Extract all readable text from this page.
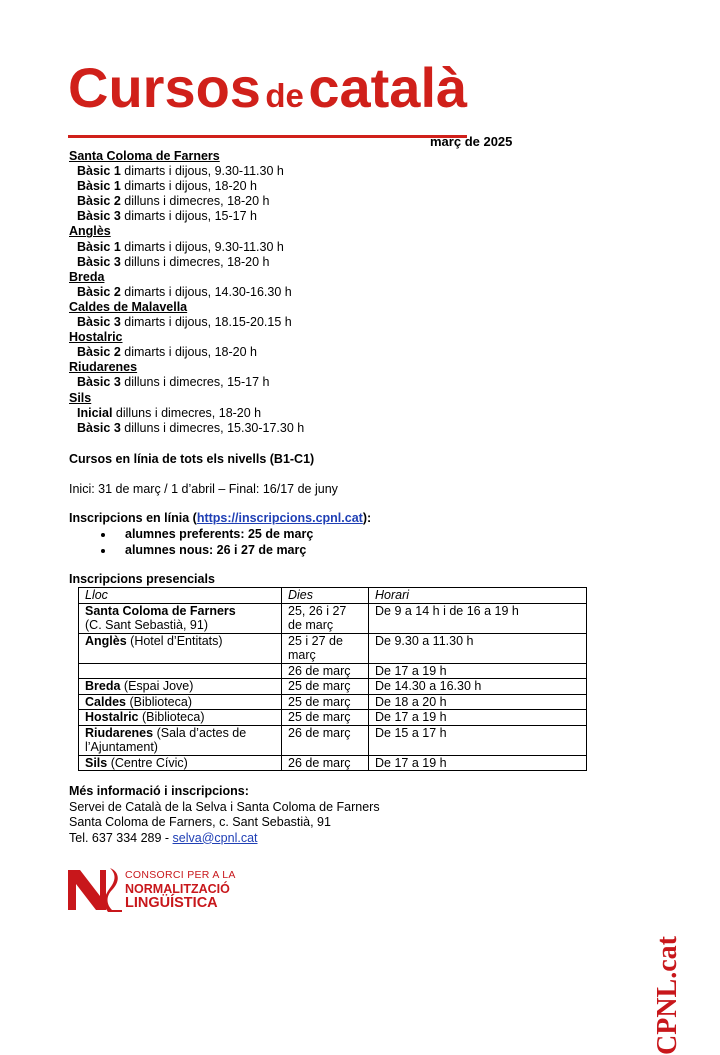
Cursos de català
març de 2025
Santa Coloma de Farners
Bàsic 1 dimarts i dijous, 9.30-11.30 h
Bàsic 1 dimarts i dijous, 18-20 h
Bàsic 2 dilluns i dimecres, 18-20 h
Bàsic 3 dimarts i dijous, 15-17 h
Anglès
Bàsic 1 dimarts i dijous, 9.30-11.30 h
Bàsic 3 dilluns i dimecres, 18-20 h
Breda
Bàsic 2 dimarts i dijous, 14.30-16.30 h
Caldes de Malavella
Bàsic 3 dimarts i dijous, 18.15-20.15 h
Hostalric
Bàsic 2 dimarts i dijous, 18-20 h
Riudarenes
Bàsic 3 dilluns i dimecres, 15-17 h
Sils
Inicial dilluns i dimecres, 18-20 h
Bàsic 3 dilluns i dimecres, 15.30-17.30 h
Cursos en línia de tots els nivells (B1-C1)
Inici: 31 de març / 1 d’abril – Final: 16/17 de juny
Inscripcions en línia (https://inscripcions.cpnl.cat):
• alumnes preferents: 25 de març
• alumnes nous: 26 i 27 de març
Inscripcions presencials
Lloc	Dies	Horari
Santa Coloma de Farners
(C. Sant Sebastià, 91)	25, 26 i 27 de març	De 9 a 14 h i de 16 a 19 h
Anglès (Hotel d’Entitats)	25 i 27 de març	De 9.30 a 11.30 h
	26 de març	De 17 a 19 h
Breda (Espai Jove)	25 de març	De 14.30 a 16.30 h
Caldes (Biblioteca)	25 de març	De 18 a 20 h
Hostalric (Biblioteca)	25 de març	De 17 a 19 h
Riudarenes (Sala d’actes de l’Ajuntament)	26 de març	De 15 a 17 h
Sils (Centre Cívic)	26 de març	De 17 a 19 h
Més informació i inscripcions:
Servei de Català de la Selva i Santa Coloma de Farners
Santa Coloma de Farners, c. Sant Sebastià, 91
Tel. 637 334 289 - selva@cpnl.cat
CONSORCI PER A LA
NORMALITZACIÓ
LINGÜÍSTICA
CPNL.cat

◇ ◇ ◇

■ **Problem statement**
All of the records need repeating exactly, except for the pictures.

■ **Output of the task**
Extract all readable text from this page.
Cursos de català
març de 2025
Santa Coloma de Farners
Bàsic 1 dimarts i dijous, 9.30-11.30 h
Bàsic 1 dimarts i dijous, 18-20 h
Bàsic 2 dilluns i dimecres, 18-20 h
Bàsic 3 dimarts i dijous, 15-17 h
Anglès
Bàsic 1 dimarts i dijous, 9.30-11.30 h
Bàsic 3 dilluns i dimecres, 18-20 h
Breda
Bàsic 2 dimarts i dijous, 14.30-16.30 h
Caldes de Malavella
Bàsic 3 dimarts i dijous, 18.15-20.15 h
Hostalric
Bàsic 2 dimarts i dijous, 18-20 h
Riudarenes
Bàsic 3 dilluns i dimecres, 15-17 h
Sils
Inicial dilluns i dimecres, 18-20 h
Bàsic 3 dilluns i dimecres, 15.30-17.30 h
Cursos en línia de tots els nivells (B1-C1)
Inici: 31 de març / 1 d’abril – Final: 16/17 de juny
Inscripcions en línia (https://inscripcions.cpnl.cat):
• alumnes preferents: 25 de març
• alumnes nous: 26 i 27 de març
Inscripcions presencials
Lloc	Dies	Horari
Santa Coloma de Farners
(C. Sant Sebastià, 91)	25, 26 i 27 de març	De 9 a 14 h i de 16 a 19 h
Anglès (Hotel d’Entitats)	25 i 27 de març	De 9.30 a 11.30 h
	26 de març	De 17 a 19 h
Breda (Espai Jove)	25 de març	De 14.30 a 16.30 h
Caldes (Biblioteca)	25 de març	De 18 a 20 h
Hostalric (Biblioteca)	25 de març	De 17 a 19 h
Riudarenes (Sala d’actes de l’Ajuntament)	26 de març	De 15 a 17 h
Sils (Centre Cívic)	26 de març	De 17 a 19 h
Més informació i inscripcions:
Servei de Català de la Selva i Santa Coloma de Farners
Santa Coloma de Farners, c. Sant Sebastià, 91
Tel. 637 334 289 - selva@cpnl.cat
CONSORCI PER A LA
NORMALITZACIÓ
LINGÜÍSTICA
CPNL.cat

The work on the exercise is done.